[Begin Input records]

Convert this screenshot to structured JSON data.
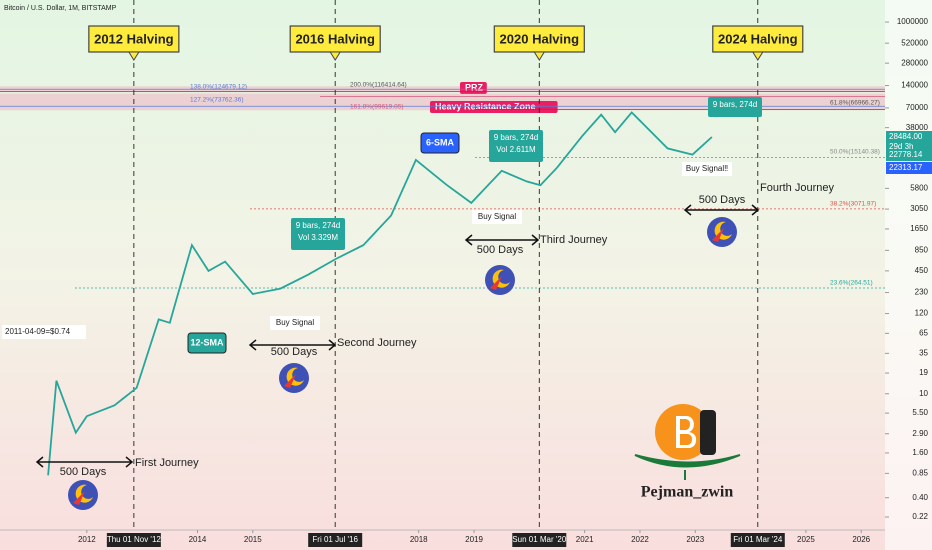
{
  "chart_data": {
    "type": "line",
    "title": "Bitcoin / U.S. Dollar, 1M, BITSTAMP",
    "log_scale": true,
    "xlim": [
      2010.43,
      2026.43
    ],
    "xticks": [
      2012,
      2014,
      2015,
      2018,
      2019,
      2021,
      2022,
      2023,
      2025,
      2026
    ],
    "ylim": [
      0.108,
      1980000
    ],
    "yticks": [
      1000000,
      520000,
      280000,
      140000,
      70000,
      38000,
      5800,
      3050,
      1650,
      850,
      450,
      230,
      120,
      65,
      35,
      19,
      10,
      {
        "value": 5.5,
        "label": "5.50"
      },
      {
        "value": 2.9,
        "label": "2.90"
      },
      {
        "value": 1.6,
        "label": "1.60"
      },
      0.85,
      {
        "value": 0.4,
        "label": "0.40"
      },
      0.22
    ],
    "series": [
      {
        "color": "#26a69a",
        "x": [
          2011.3,
          2011.45,
          2011.8,
          2012.0,
          2012.5,
          2012.9,
          2013.3,
          2013.5,
          2013.9,
          2014.2,
          2014.5,
          2015.0,
          2015.5,
          2016.0,
          2016.5,
          2017.0,
          2017.5,
          2017.95,
          2018.5,
          2018.95,
          2019.5,
          2019.95,
          2020.2,
          2020.5,
          2020.95,
          2021.3,
          2021.55,
          2021.85,
          2022.5,
          2022.95,
          2023.3
        ],
        "values": [
          0.8,
          15,
          3,
          5,
          7,
          12,
          100,
          90,
          1000,
          450,
          600,
          220,
          260,
          400,
          650,
          1000,
          2500,
          14000,
          6500,
          3700,
          10000,
          7200,
          6400,
          11000,
          29000,
          57000,
          33000,
          61000,
          20000,
          16500,
          28484
        ]
      }
    ],
    "halvings": [
      {
        "label": "2012 Halving",
        "date_label": "Thu 01 Nov '12",
        "x": 2012.85
      },
      {
        "label": "2016 Halving",
        "date_label": "Fri 01 Jul '16",
        "x": 2016.49
      },
      {
        "label": "2020 Halving",
        "date_label": "Sun 01 Mar '20",
        "x": 2020.18
      },
      {
        "label": "2024 Halving",
        "date_label": "Fri 01 Mar '24",
        "x": 2024.13
      }
    ],
    "levels": [
      {
        "label": "138.0%(124679.12)",
        "value": 124679.12,
        "color": "#5b7bd5"
      },
      {
        "label": "200.0%(116414.64)",
        "value": 116414.64,
        "color": "#555555"
      },
      {
        "label": "127.2%(73762.36)",
        "value": 73762.36,
        "color": "#5b7bd5"
      },
      {
        "label": "161.8%(99619.05)",
        "value": 99619.05,
        "color": "#d05a7a"
      },
      {
        "label": "61.8%(66966.27)",
        "value": 66966.27,
        "color": "#555555"
      },
      {
        "label": "50.0%(15140.38)",
        "value": 15140.38,
        "color": "#888888"
      },
      {
        "label": "38.2%(3071.97)",
        "value": 3071.97,
        "color": "#e05050"
      },
      {
        "label": "23.6%(264.51)",
        "value": 264.51,
        "color": "#26a69a"
      }
    ],
    "zones": [
      "PRZ",
      "Heavy Resistance Zone"
    ],
    "journeys": [
      {
        "label": "First Journey",
        "days": "500 Days"
      },
      {
        "label": "Second Journey",
        "days": "500 Days"
      },
      {
        "label": "Third Journey",
        "days": "500 Days"
      },
      {
        "label": "Fourth Journey",
        "days": "500 Days"
      }
    ],
    "buy_signals": [
      "Buy Signal",
      "Buy Signal",
      "Buy Signal‼"
    ],
    "stat_boxes": [
      {
        "lines": [
          "9 bars, 274d",
          "Vol 3.329M"
        ]
      },
      {
        "lines": [
          "9 bars, 274d",
          "Vol 2.611M"
        ]
      },
      {
        "lines": [
          "9 bars, 274d"
        ]
      }
    ],
    "sma_labels": [
      "6-SMA",
      "12-SMA"
    ],
    "start_note": "2011-04-09=$0.74",
    "price_labels": [
      {
        "lines": [
          "28484.00",
          "29d 3h"
        ],
        "color": "#26a69a"
      },
      {
        "lines": [
          "22778.14"
        ],
        "color": "#26a69a"
      },
      {
        "lines": [
          "22313.17"
        ],
        "color": "#2962ff"
      }
    ],
    "author": "Pejman_zwin"
  }
}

[End Input records]

▶ _What is needed_: Write the records above out again exactly, with no pictures in your copy.

▶ _The result_:
Convert this screenshot to structured JSON data.
{
  "chart_data": {
    "type": "line",
    "title": "Bitcoin / U.S. Dollar, 1M, BITSTAMP",
    "log_scale": true,
    "xlim": [
      2010.43,
      2026.43
    ],
    "xticks": [
      2012,
      2014,
      2015,
      2018,
      2019,
      2021,
      2022,
      2023,
      2025,
      2026
    ],
    "ylim": [
      0.108,
      1980000
    ],
    "yticks": [
      1000000,
      520000,
      280000,
      140000,
      70000,
      38000,
      5800,
      3050,
      1650,
      850,
      450,
      230,
      120,
      65,
      35,
      19,
      10,
      {
        "value": 5.5,
        "label": "5.50"
      },
      {
        "value": 2.9,
        "label": "2.90"
      },
      {
        "value": 1.6,
        "label": "1.60"
      },
      0.85,
      {
        "value": 0.4,
        "label": "0.40"
      },
      0.22
    ],
    "series": [
      {
        "color": "#26a69a",
        "x": [
          2011.3,
          2011.45,
          2011.8,
          2012.0,
          2012.5,
          2012.9,
          2013.3,
          2013.5,
          2013.9,
          2014.2,
          2014.5,
          2015.0,
          2015.5,
          2016.0,
          2016.5,
          2017.0,
          2017.5,
          2017.95,
          2018.5,
          2018.95,
          2019.5,
          2019.95,
          2020.2,
          2020.5,
          2020.95,
          2021.3,
          2021.55,
          2021.85,
          2022.5,
          2022.95,
          2023.3
        ],
        "values": [
          0.8,
          15,
          3,
          5,
          7,
          12,
          100,
          90,
          1000,
          450,
          600,
          220,
          260,
          400,
          650,
          1000,
          2500,
          14000,
          6500,
          3700,
          10000,
          7200,
          6400,
          11000,
          29000,
          57000,
          33000,
          61000,
          20000,
          16500,
          28484
        ]
      }
    ],
    "halvings": [
      {
        "label": "2012 Halving",
        "date_label": "Thu 01 Nov '12",
        "x": 2012.85
      },
      {
        "label": "2016 Halving",
        "date_label": "Fri 01 Jul '16",
        "x": 2016.49
      },
      {
        "label": "2020 Halving",
        "date_label": "Sun 01 Mar '20",
        "x": 2020.18
      },
      {
        "label": "2024 Halving",
        "date_label": "Fri 01 Mar '24",
        "x": 2024.13
      }
    ],
    "levels": [
      {
        "label": "138.0%(124679.12)",
        "value": 124679.12,
        "color": "#5b7bd5"
      },
      {
        "label": "200.0%(116414.64)",
        "value": 116414.64,
        "color": "#555555"
      },
      {
        "label": "127.2%(73762.36)",
        "value": 73762.36,
        "color": "#5b7bd5"
      },
      {
        "label": "161.8%(99619.05)",
        "value": 99619.05,
        "color": "#d05a7a"
      },
      {
        "label": "61.8%(66966.27)",
        "value": 66966.27,
        "color": "#555555"
      },
      {
        "label": "50.0%(15140.38)",
        "value": 15140.38,
        "color": "#888888"
      },
      {
        "label": "38.2%(3071.97)",
        "value": 3071.97,
        "color": "#e05050"
      },
      {
        "label": "23.6%(264.51)",
        "value": 264.51,
        "color": "#26a69a"
      }
    ],
    "zones": [
      "PRZ",
      "Heavy Resistance Zone"
    ],
    "journeys": [
      {
        "label": "First Journey",
        "days": "500 Days"
      },
      {
        "label": "Second Journey",
        "days": "500 Days"
      },
      {
        "label": "Third Journey",
        "days": "500 Days"
      },
      {
        "label": "Fourth Journey",
        "days": "500 Days"
      }
    ],
    "buy_signals": [
      "Buy Signal",
      "Buy Signal",
      "Buy Signal‼"
    ],
    "stat_boxes": [
      {
        "lines": [
          "9 bars, 274d",
          "Vol 3.329M"
        ]
      },
      {
        "lines": [
          "9 bars, 274d",
          "Vol 2.611M"
        ]
      },
      {
        "lines": [
          "9 bars, 274d"
        ]
      }
    ],
    "sma_labels": [
      "6-SMA",
      "12-SMA"
    ],
    "start_note": "2011-04-09=$0.74",
    "price_labels": [
      {
        "lines": [
          "28484.00",
          "29d 3h"
        ],
        "color": "#26a69a"
      },
      {
        "lines": [
          "22778.14"
        ],
        "color": "#26a69a"
      },
      {
        "lines": [
          "22313.17"
        ],
        "color": "#2962ff"
      }
    ],
    "author": "Pejman_zwin"
  }
}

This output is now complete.